* Available records *
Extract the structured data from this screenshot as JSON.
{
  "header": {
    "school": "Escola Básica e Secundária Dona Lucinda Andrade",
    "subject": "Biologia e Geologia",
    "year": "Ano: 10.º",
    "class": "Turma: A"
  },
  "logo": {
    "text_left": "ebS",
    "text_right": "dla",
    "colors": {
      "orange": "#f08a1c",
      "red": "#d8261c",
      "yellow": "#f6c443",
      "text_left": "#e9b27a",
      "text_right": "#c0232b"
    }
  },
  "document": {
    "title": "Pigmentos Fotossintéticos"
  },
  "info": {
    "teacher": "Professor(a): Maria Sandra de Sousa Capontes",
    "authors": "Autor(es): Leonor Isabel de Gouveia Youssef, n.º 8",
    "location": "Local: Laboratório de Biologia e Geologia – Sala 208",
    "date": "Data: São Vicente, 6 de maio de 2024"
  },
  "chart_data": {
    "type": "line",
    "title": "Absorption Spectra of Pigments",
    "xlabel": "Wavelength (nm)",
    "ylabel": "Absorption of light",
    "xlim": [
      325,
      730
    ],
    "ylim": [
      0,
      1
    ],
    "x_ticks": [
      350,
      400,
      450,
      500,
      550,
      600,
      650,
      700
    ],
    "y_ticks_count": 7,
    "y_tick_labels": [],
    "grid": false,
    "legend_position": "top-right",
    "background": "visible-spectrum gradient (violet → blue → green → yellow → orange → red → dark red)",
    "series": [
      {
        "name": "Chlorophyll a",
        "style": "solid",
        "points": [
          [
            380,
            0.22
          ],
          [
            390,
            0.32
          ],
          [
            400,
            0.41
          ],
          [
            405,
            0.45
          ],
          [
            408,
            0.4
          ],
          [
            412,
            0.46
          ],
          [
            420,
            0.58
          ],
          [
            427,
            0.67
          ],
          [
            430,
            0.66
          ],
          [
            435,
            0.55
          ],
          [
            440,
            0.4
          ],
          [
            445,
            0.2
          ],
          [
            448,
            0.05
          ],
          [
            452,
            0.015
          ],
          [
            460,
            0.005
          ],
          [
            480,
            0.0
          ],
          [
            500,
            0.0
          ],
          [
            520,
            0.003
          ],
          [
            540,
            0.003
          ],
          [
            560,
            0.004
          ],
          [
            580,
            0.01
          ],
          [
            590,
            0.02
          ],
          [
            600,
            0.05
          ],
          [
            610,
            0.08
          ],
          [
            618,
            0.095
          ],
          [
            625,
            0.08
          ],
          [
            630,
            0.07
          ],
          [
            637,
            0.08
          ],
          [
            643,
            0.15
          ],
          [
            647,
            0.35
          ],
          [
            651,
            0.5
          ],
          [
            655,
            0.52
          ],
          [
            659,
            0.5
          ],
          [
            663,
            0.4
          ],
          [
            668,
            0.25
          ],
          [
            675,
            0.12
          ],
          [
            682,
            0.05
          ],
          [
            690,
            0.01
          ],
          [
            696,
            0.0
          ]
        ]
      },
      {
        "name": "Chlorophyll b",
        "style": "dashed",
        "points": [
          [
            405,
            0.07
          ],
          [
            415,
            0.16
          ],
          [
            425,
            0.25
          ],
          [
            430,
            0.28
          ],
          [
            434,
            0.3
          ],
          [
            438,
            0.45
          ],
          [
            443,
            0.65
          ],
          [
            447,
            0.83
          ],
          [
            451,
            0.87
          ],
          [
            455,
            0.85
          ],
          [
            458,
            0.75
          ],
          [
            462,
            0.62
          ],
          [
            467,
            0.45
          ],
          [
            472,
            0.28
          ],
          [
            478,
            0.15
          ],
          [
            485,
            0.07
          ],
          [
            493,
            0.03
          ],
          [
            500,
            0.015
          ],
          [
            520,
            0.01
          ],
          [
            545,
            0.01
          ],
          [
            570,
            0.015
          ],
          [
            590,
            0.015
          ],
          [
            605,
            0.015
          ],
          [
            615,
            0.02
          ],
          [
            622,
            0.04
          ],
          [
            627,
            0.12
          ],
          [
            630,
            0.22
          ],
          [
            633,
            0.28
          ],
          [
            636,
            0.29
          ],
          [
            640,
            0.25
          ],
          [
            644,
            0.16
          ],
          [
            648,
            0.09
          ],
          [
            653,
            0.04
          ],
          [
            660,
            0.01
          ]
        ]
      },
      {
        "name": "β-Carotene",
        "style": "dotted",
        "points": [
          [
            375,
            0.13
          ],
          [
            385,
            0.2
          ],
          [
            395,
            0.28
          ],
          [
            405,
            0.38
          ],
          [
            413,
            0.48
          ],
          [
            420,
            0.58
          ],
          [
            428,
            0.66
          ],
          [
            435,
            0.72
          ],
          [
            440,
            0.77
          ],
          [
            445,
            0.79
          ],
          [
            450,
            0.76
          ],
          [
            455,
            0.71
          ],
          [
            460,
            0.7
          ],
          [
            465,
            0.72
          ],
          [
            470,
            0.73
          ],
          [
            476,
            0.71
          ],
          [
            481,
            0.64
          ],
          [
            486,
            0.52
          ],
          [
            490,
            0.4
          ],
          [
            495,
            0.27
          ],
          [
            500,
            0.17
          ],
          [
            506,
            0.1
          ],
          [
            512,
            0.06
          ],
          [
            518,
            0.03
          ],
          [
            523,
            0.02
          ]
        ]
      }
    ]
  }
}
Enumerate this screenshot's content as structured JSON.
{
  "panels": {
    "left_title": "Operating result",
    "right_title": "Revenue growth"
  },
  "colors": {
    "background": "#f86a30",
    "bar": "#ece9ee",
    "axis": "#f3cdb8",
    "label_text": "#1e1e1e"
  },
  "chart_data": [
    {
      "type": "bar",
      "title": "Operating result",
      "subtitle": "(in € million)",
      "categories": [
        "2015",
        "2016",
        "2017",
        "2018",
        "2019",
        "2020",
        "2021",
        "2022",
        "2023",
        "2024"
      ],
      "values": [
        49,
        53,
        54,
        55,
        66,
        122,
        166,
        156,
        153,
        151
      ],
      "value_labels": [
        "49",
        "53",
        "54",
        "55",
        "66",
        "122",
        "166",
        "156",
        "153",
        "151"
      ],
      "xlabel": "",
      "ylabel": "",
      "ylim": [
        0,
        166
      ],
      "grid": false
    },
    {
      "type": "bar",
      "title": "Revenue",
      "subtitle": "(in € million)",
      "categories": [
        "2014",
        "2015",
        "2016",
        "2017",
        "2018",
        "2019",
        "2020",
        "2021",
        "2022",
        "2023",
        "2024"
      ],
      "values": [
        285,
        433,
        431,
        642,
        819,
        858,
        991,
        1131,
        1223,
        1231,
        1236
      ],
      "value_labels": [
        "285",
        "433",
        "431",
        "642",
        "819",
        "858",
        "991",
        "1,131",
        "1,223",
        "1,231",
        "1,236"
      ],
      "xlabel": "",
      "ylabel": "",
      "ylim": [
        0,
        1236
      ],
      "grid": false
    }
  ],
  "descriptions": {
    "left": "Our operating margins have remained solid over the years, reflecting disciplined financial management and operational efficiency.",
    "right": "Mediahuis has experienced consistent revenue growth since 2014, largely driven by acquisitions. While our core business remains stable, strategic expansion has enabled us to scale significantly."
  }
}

* Requirement *
Copy every line above that holds the word "yellow".

* Answer to the problem *
      "yellow": "#f6c443",
    "background": "visible-spectrum gradient (violet → blue → green → yellow → orange → red → dark red)",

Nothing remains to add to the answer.